Required work ->
Reproduce the entries verbatim, starting at the very beginning and continuing through the line containing "What elements are present", both ends included. Omit the pictures from your answer.

## BEGIN Provided data

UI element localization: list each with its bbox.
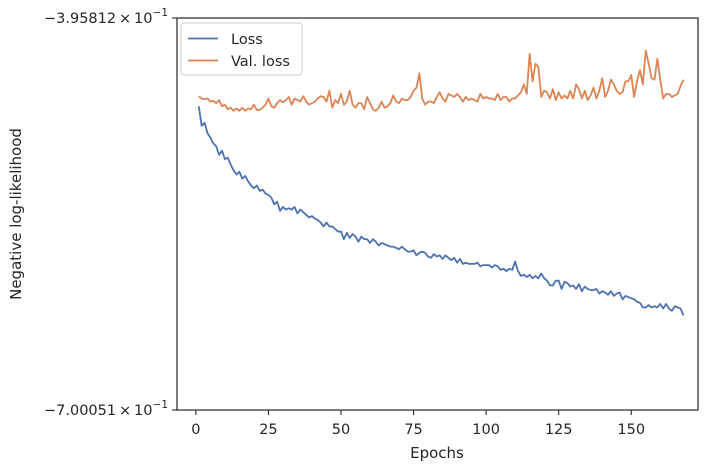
x-tick-label: 100	[472, 422, 500, 438]
plot-area	[197, 49, 685, 316]
y-axis-ticks: −3.95812 × 10−1 −7.00051 × 10−1	[44, 7, 177, 419]
x-tick-label: 25	[259, 422, 277, 438]
x-tick-label: 75	[404, 422, 422, 438]
series-line-loss	[197, 106, 685, 316]
plot-frame	[176, 17, 699, 411]
series-lines	[197, 49, 685, 316]
y-tick-label: −7.00051 × 10−1	[44, 399, 168, 419]
legend-box	[180, 22, 303, 76]
legend: Loss Val. loss	[180, 22, 303, 76]
x-tick-label: 125	[545, 422, 573, 438]
y-axis-label: Negative log-likelihood	[7, 128, 25, 300]
legend-label-loss: Loss	[231, 32, 263, 48]
x-axis-label: Epochs	[410, 444, 464, 462]
x-axis-ticks: 0 25 50 75 100 125 150	[191, 410, 645, 438]
x-tick-label: 0	[191, 422, 200, 438]
y-tick-label: −3.95812 × 10−1	[44, 7, 168, 27]
series-line-val-loss	[198, 49, 685, 112]
x-tick-label: 150	[617, 422, 645, 438]
legend-label-val-loss: Val. loss	[231, 54, 290, 70]
x-tick-label: 50	[332, 422, 350, 438]
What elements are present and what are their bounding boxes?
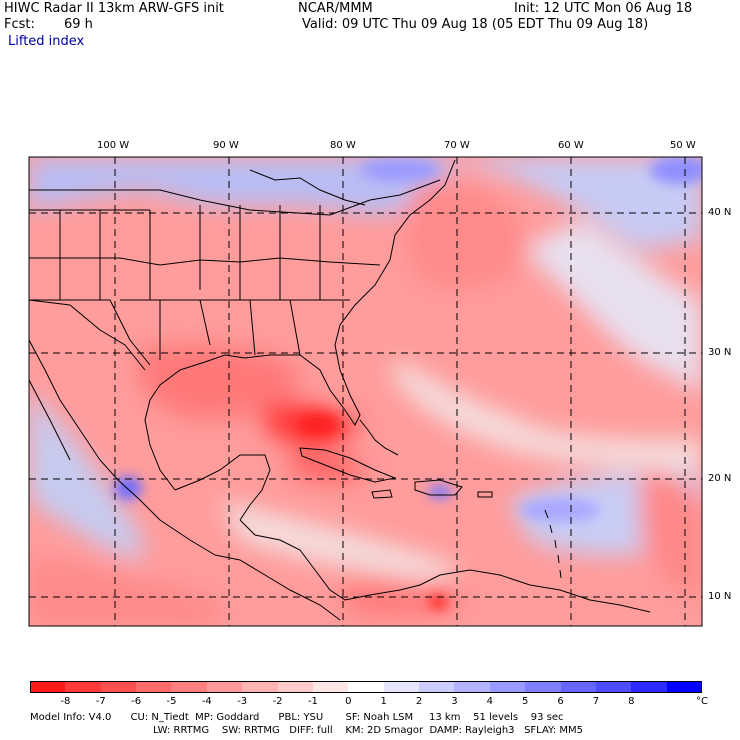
colorbar-tick-label: 4	[486, 696, 493, 707]
unstable-region-east	[640, 470, 702, 600]
colorbar-swatch	[631, 681, 668, 693]
mexico-west-coast	[29, 339, 216, 556]
lon-label-100w: 100 W	[97, 140, 130, 151]
baja-california	[29, 379, 71, 461]
forecast-hour: 69 h	[64, 17, 93, 32]
colorbar-tick-label: 7	[592, 696, 600, 707]
colorbar-tick-label: -8	[60, 696, 71, 707]
stable-region-northeast	[450, 157, 702, 250]
colorbar-tick-label: 8	[628, 696, 635, 707]
puerto-rico	[477, 491, 493, 498]
colorbar-swatch	[348, 681, 385, 693]
cuba	[299, 447, 397, 483]
yucatan-coast	[174, 454, 271, 521]
colorbar-tick-label: -3	[237, 696, 248, 707]
pale-atlantic-band	[520, 220, 702, 400]
colorbar-tick-label: -6	[131, 696, 142, 707]
blue-spot-hispaniola	[428, 485, 452, 499]
red-spot-panama	[428, 594, 448, 610]
colorbar-swatch	[277, 681, 314, 693]
lon-label-60w: 60 W	[558, 140, 584, 151]
colorbar-swatch	[30, 681, 66, 693]
colorbar-swatch	[171, 681, 208, 693]
pale-caribbean	[220, 500, 458, 580]
hispaniola	[414, 479, 463, 496]
lat-label-10n: 10 N	[708, 591, 732, 602]
colorbar-swatch	[560, 681, 597, 693]
bahamas	[359, 419, 399, 456]
valid-time: Valid: 09 UTC Thu 09 Aug 18 (05 EDT Thu …	[302, 17, 649, 32]
us-coastline	[144, 159, 456, 491]
colorbar-swatch	[489, 681, 526, 693]
colorbar-swatch	[383, 681, 420, 693]
lon-label-80w: 80 W	[330, 140, 356, 151]
central-america-coast	[214, 554, 341, 621]
model-info-line-2: LW: RRTMG SW: RRTMG DIFF: full KM: 2D Sm…	[153, 725, 583, 736]
great-lakes	[249, 169, 366, 206]
lon-label-50w: 50 W	[670, 140, 696, 151]
unstable-region-east-atlantic	[405, 179, 530, 289]
colorbar-swatch	[419, 681, 455, 693]
pale-atlantic-band-2	[390, 360, 702, 470]
state-borders	[29, 205, 381, 366]
colorbar-unit: °C	[696, 696, 708, 707]
unstable-region-cuba	[290, 450, 370, 482]
colorbar-swatch	[242, 681, 279, 693]
colorbar-tick-label: 0	[345, 696, 352, 707]
canada-border	[29, 179, 441, 216]
model-info-line-1: Model Info: V4.0 CU: N_Tiedt MP: Goddard…	[30, 712, 564, 723]
colorbar-tick-label: 1	[380, 696, 387, 707]
colorbar-swatch	[136, 681, 172, 693]
colorbar-tick-label: 5	[521, 696, 529, 707]
map-frame	[28, 156, 703, 627]
unstable-region-gulf	[138, 345, 300, 420]
colorbar-tick-label: -5	[166, 696, 177, 707]
init-time: Init: 12 UTC Mon 06 Aug 18	[514, 1, 693, 16]
blue-spot-atlantic	[520, 498, 600, 522]
deep-blue-northeast	[650, 157, 702, 184]
deep-blue-north	[360, 158, 440, 182]
colorbar-tick-label: -7	[95, 696, 106, 707]
lesser-antilles	[544, 509, 562, 579]
colorbar-tick-label: -4	[201, 696, 212, 707]
colorbar-tick-label: 2	[415, 696, 423, 707]
colorbar-tick-label: -2	[272, 696, 283, 707]
lon-label-90w: 90 W	[213, 140, 239, 151]
central-america-caribbean	[239, 519, 421, 601]
colorbar-tick-label: -1	[307, 696, 318, 707]
colorbar-outline	[30, 681, 702, 693]
stable-region-pacific	[29, 390, 143, 560]
colorbar-swatch	[206, 681, 243, 693]
colorbar-swatch	[595, 681, 632, 693]
forecast-label: Fcst:	[4, 17, 35, 32]
field-name: Lifted index	[8, 34, 85, 49]
model-title: HIWC Radar II 13km ARW-GFS init	[4, 1, 224, 16]
unstable-region-southwest	[29, 560, 220, 626]
strong-convective-cell	[296, 413, 340, 437]
colorbar-tick-label: 3	[451, 696, 458, 707]
colorbar-swatch	[65, 681, 102, 693]
colorbar-tick-label: 6	[557, 696, 564, 707]
lat-label-20n: 20 N	[708, 473, 732, 484]
colorbar-swatch	[525, 681, 562, 693]
colorbar-swatch	[666, 681, 703, 693]
jamaica	[371, 489, 393, 499]
lat-label-30n: 30 N	[708, 347, 732, 358]
organization-label: NCAR/MMM	[298, 1, 373, 16]
colorbar-swatch	[312, 681, 349, 693]
colorbar-swatch	[100, 681, 137, 693]
colorbar-swatch	[454, 681, 491, 693]
lat-label-40n: 40 N	[708, 207, 732, 218]
blue-spot-mexico	[114, 476, 142, 500]
south-america-coast	[419, 569, 651, 613]
lon-label-70w: 70 W	[444, 140, 470, 151]
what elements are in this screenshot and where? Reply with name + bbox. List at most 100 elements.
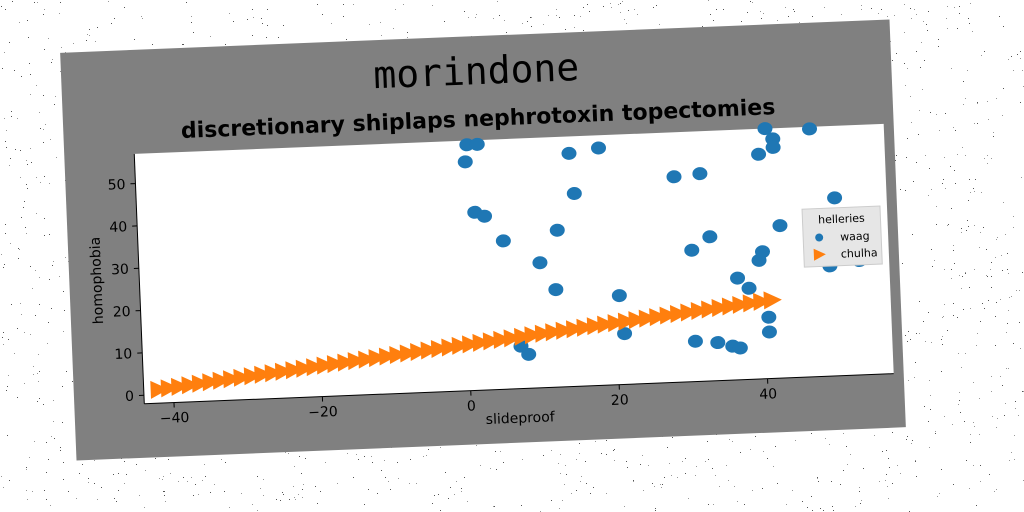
waag-point (469, 137, 485, 151)
chulha-point (285, 361, 304, 380)
waag-point (548, 283, 564, 297)
chulha-point (170, 377, 190, 396)
y-axis-ticks: 0 10 20 30 40 50 (107, 177, 144, 405)
x-axis-label: slideproof (485, 409, 556, 428)
x-tick-label: 20 (611, 392, 629, 409)
chulha-point (680, 303, 699, 322)
waag-point (477, 209, 493, 223)
waag-point (730, 271, 746, 285)
chulha-point (378, 347, 398, 366)
chulha-point (430, 339, 450, 358)
waag-point (687, 334, 703, 348)
chulha-point (181, 376, 200, 395)
waag-point (457, 155, 473, 169)
x-axis-ticks: −40 −20 0 20 40 (160, 378, 777, 427)
chulha-point (399, 344, 419, 363)
chulha-point (233, 368, 252, 387)
chulha-point (669, 305, 689, 324)
waag-point (827, 191, 843, 205)
chulha-point (254, 365, 273, 384)
y-tick-label: 0 (125, 389, 135, 405)
y-tick-label: 20 (112, 304, 130, 321)
chulha-point (472, 333, 491, 352)
chulha-point (441, 338, 460, 357)
legend-label-waag: waag (840, 229, 870, 243)
y-axis-line (133, 153, 145, 404)
x-tick-label: 0 (467, 398, 477, 414)
chulha-point (493, 330, 512, 349)
chulha-point (545, 323, 564, 342)
waag-point (761, 310, 777, 324)
waag-point (751, 147, 767, 161)
chulha-point (337, 353, 356, 372)
waag-point (532, 256, 548, 270)
chulha-point (150, 380, 169, 399)
chulha-point (274, 362, 294, 381)
chulha-point (690, 302, 710, 320)
waag-point (591, 141, 606, 155)
waag-point (741, 281, 757, 295)
chulha-point (264, 364, 283, 383)
legend-title: helleries (818, 212, 865, 227)
plot-area (134, 123, 894, 404)
y-tick-label: 10 (114, 346, 132, 363)
chulha-point (223, 370, 242, 389)
waag-point (757, 122, 773, 136)
waag-point (754, 245, 770, 259)
legend-marker-chulha (813, 248, 826, 261)
x-tick-label: −40 (160, 410, 190, 427)
chulha-point (576, 318, 595, 337)
x-tick-label: −20 (308, 404, 338, 421)
chulha-point (420, 341, 439, 360)
legend-box (801, 205, 883, 268)
chulha-point (482, 332, 502, 351)
chulha-point (607, 314, 626, 333)
data-marks (150, 122, 867, 399)
chulha-point (462, 335, 481, 354)
chulha-point (555, 321, 574, 340)
chulha-point (212, 371, 231, 390)
waag-point (692, 167, 708, 181)
chulha-point (534, 324, 554, 343)
chulha-point (628, 311, 647, 330)
chulha-point (721, 297, 741, 316)
waag-point (772, 219, 788, 233)
chulha-point (638, 309, 658, 328)
waag-point (702, 230, 718, 244)
waag-point (495, 234, 511, 248)
y-axis-label: homophobia (88, 237, 107, 325)
chulha-point (160, 379, 179, 398)
waag-point (761, 325, 777, 339)
x-axis-line (144, 373, 894, 405)
legend-label-chulha: chulha (841, 246, 878, 260)
chulha-point (742, 294, 762, 313)
waag-point (802, 122, 818, 136)
chulha-point (701, 300, 720, 319)
waag-point (684, 243, 700, 257)
chart-figure: morindone discretionary shiplaps nephrot… (60, 19, 906, 461)
waag-point (732, 341, 748, 355)
chulha-point (306, 358, 325, 377)
chulha-point (753, 292, 772, 311)
legend: helleries waag chulha (801, 205, 883, 268)
chulha-point (649, 308, 668, 327)
waag-point (666, 170, 682, 184)
scatter-chart: morindone discretionary shiplaps nephrot… (88, 45, 894, 428)
chulha-point (326, 355, 346, 374)
chulha-point (410, 343, 429, 361)
chulha-point (202, 373, 221, 392)
chulha-point (586, 317, 606, 336)
chulha-point (514, 327, 533, 346)
chulha-point (389, 346, 408, 365)
chart-title: morindone (372, 45, 580, 97)
chulha-point (451, 336, 471, 355)
chulha-point (358, 350, 377, 369)
waag-point (765, 140, 781, 154)
x-tick-label: 40 (759, 386, 777, 403)
chulha-point (503, 329, 522, 348)
chulha-point (617, 312, 637, 331)
waag-point (617, 327, 633, 341)
waag-point (521, 347, 537, 361)
y-tick-label: 30 (111, 262, 129, 279)
chulha-point (732, 295, 751, 314)
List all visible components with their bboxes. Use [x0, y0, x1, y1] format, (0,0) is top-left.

## END Provided data

Task response ->
UI element localization: list each with its bbox.
x-tick-label: 100	[472, 422, 500, 438]
plot-area	[197, 49, 685, 316]
y-axis-ticks: −3.95812 × 10−1 −7.00051 × 10−1	[44, 7, 177, 419]
x-tick-label: 25	[259, 422, 277, 438]
x-tick-label: 75	[404, 422, 422, 438]
series-line-loss	[197, 106, 685, 316]
plot-frame	[176, 17, 699, 411]
series-lines	[197, 49, 685, 316]
y-tick-label: −7.00051 × 10−1	[44, 399, 168, 419]
legend-box	[180, 22, 303, 76]
legend: Loss Val. loss	[180, 22, 303, 76]
x-tick-label: 125	[545, 422, 573, 438]
y-axis-label: Negative log-likelihood	[7, 128, 25, 300]
legend-label-loss: Loss	[231, 32, 263, 48]
x-axis-label: Epochs	[410, 444, 464, 462]
x-axis-ticks: 0 25 50 75 100 125 150	[191, 410, 645, 438]
x-tick-label: 0	[191, 422, 200, 438]
y-tick-label: −3.95812 × 10−1	[44, 7, 168, 27]
series-line-val-loss	[198, 49, 685, 112]
x-tick-label: 150	[617, 422, 645, 438]
legend-label-val-loss: Val. loss	[231, 54, 290, 70]
x-tick-label: 50	[332, 422, 350, 438]
What elements are present and what are their bounding boxes?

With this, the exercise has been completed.